* [THE EXERCISE]
Please copy all the lines that follow, word for word.

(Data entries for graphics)
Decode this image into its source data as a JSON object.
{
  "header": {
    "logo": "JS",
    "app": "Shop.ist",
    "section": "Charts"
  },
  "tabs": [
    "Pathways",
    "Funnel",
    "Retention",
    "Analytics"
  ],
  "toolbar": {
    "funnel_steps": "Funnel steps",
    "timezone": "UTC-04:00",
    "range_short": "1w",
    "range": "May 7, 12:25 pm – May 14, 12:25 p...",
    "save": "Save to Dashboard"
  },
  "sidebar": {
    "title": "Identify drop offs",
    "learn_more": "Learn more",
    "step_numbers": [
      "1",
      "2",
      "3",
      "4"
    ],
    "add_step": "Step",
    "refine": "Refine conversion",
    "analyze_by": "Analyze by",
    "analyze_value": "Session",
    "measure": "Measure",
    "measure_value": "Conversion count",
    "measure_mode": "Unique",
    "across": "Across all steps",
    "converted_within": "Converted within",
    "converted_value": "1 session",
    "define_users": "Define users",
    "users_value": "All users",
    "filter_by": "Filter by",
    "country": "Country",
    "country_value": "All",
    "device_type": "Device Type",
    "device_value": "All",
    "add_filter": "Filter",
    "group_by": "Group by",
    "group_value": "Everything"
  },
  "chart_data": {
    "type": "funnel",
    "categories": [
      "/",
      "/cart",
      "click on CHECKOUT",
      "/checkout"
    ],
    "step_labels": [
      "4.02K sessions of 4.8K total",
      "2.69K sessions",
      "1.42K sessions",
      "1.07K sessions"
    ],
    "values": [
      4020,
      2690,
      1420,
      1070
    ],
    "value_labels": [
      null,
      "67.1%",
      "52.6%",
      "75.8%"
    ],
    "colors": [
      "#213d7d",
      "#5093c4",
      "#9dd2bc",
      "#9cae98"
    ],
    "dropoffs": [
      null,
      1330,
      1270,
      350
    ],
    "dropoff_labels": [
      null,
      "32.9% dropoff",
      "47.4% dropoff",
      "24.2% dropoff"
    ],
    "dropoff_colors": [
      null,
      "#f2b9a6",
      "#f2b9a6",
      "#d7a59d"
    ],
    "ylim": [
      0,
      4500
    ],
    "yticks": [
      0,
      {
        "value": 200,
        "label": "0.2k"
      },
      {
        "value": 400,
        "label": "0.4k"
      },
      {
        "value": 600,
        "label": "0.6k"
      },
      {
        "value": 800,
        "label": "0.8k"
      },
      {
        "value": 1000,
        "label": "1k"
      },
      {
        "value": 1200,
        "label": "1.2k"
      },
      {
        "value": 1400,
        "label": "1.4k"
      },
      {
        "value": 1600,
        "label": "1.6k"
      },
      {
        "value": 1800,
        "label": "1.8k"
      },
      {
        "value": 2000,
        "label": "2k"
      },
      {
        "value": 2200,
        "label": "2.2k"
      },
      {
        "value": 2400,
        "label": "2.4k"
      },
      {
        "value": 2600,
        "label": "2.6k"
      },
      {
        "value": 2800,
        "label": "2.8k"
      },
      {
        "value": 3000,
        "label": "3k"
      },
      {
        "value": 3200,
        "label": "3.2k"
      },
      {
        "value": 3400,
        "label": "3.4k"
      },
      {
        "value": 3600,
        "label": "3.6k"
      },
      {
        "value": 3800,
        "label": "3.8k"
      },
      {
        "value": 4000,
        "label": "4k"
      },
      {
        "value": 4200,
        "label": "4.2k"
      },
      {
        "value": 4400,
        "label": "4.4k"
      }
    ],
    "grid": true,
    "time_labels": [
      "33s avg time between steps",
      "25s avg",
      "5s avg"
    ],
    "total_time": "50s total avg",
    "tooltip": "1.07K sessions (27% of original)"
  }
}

* [FULL SOLUTION]
Decode this image into its source data as a JSON object.
{
  "header": {
    "logo": "JS",
    "app": "Shop.ist",
    "section": "Charts"
  },
  "tabs": [
    "Pathways",
    "Funnel",
    "Retention",
    "Analytics"
  ],
  "toolbar": {
    "funnel_steps": "Funnel steps",
    "timezone": "UTC-04:00",
    "range_short": "1w",
    "range": "May 7, 12:25 pm – May 14, 12:25 p...",
    "save": "Save to Dashboard"
  },
  "sidebar": {
    "title": "Identify drop offs",
    "learn_more": "Learn more",
    "step_numbers": [
      "1",
      "2",
      "3",
      "4"
    ],
    "add_step": "Step",
    "refine": "Refine conversion",
    "analyze_by": "Analyze by",
    "analyze_value": "Session",
    "measure": "Measure",
    "measure_value": "Conversion count",
    "measure_mode": "Unique",
    "across": "Across all steps",
    "converted_within": "Converted within",
    "converted_value": "1 session",
    "define_users": "Define users",
    "users_value": "All users",
    "filter_by": "Filter by",
    "country": "Country",
    "country_value": "All",
    "device_type": "Device Type",
    "device_value": "All",
    "add_filter": "Filter",
    "group_by": "Group by",
    "group_value": "Everything"
  },
  "chart_data": {
    "type": "funnel",
    "categories": [
      "/",
      "/cart",
      "click on CHECKOUT",
      "/checkout"
    ],
    "step_labels": [
      "4.02K sessions of 4.8K total",
      "2.69K sessions",
      "1.42K sessions",
      "1.07K sessions"
    ],
    "values": [
      4020,
      2690,
      1420,
      1070
    ],
    "value_labels": [
      null,
      "67.1%",
      "52.6%",
      "75.8%"
    ],
    "colors": [
      "#213d7d",
      "#5093c4",
      "#9dd2bc",
      "#9cae98"
    ],
    "dropoffs": [
      null,
      1330,
      1270,
      350
    ],
    "dropoff_labels": [
      null,
      "32.9% dropoff",
      "47.4% dropoff",
      "24.2% dropoff"
    ],
    "dropoff_colors": [
      null,
      "#f2b9a6",
      "#f2b9a6",
      "#d7a59d"
    ],
    "ylim": [
      0,
      4500
    ],
    "yticks": [
      0,
      {
        "value": 200,
        "label": "0.2k"
      },
      {
        "value": 400,
        "label": "0.4k"
      },
      {
        "value": 600,
        "label": "0.6k"
      },
      {
        "value": 800,
        "label": "0.8k"
      },
      {
        "value": 1000,
        "label": "1k"
      },
      {
        "value": 1200,
        "label": "1.2k"
      },
      {
        "value": 1400,
        "label": "1.4k"
      },
      {
        "value": 1600,
        "label": "1.6k"
      },
      {
        "value": 1800,
        "label": "1.8k"
      },
      {
        "value": 2000,
        "label": "2k"
      },
      {
        "value": 2200,
        "label": "2.2k"
      },
      {
        "value": 2400,
        "label": "2.4k"
      },
      {
        "value": 2600,
        "label": "2.6k"
      },
      {
        "value": 2800,
        "label": "2.8k"
      },
      {
        "value": 3000,
        "label": "3k"
      },
      {
        "value": 3200,
        "label": "3.2k"
      },
      {
        "value": 3400,
        "label": "3.4k"
      },
      {
        "value": 3600,
        "label": "3.6k"
      },
      {
        "value": 3800,
        "label": "3.8k"
      },
      {
        "value": 4000,
        "label": "4k"
      },
      {
        "value": 4200,
        "label": "4.2k"
      },
      {
        "value": 4400,
        "label": "4.4k"
      }
    ],
    "grid": true,
    "time_labels": [
      "33s avg time between steps",
      "25s avg",
      "5s avg"
    ],
    "total_time": "50s total avg",
    "tooltip": "1.07K sessions (27% of original)"
  }
}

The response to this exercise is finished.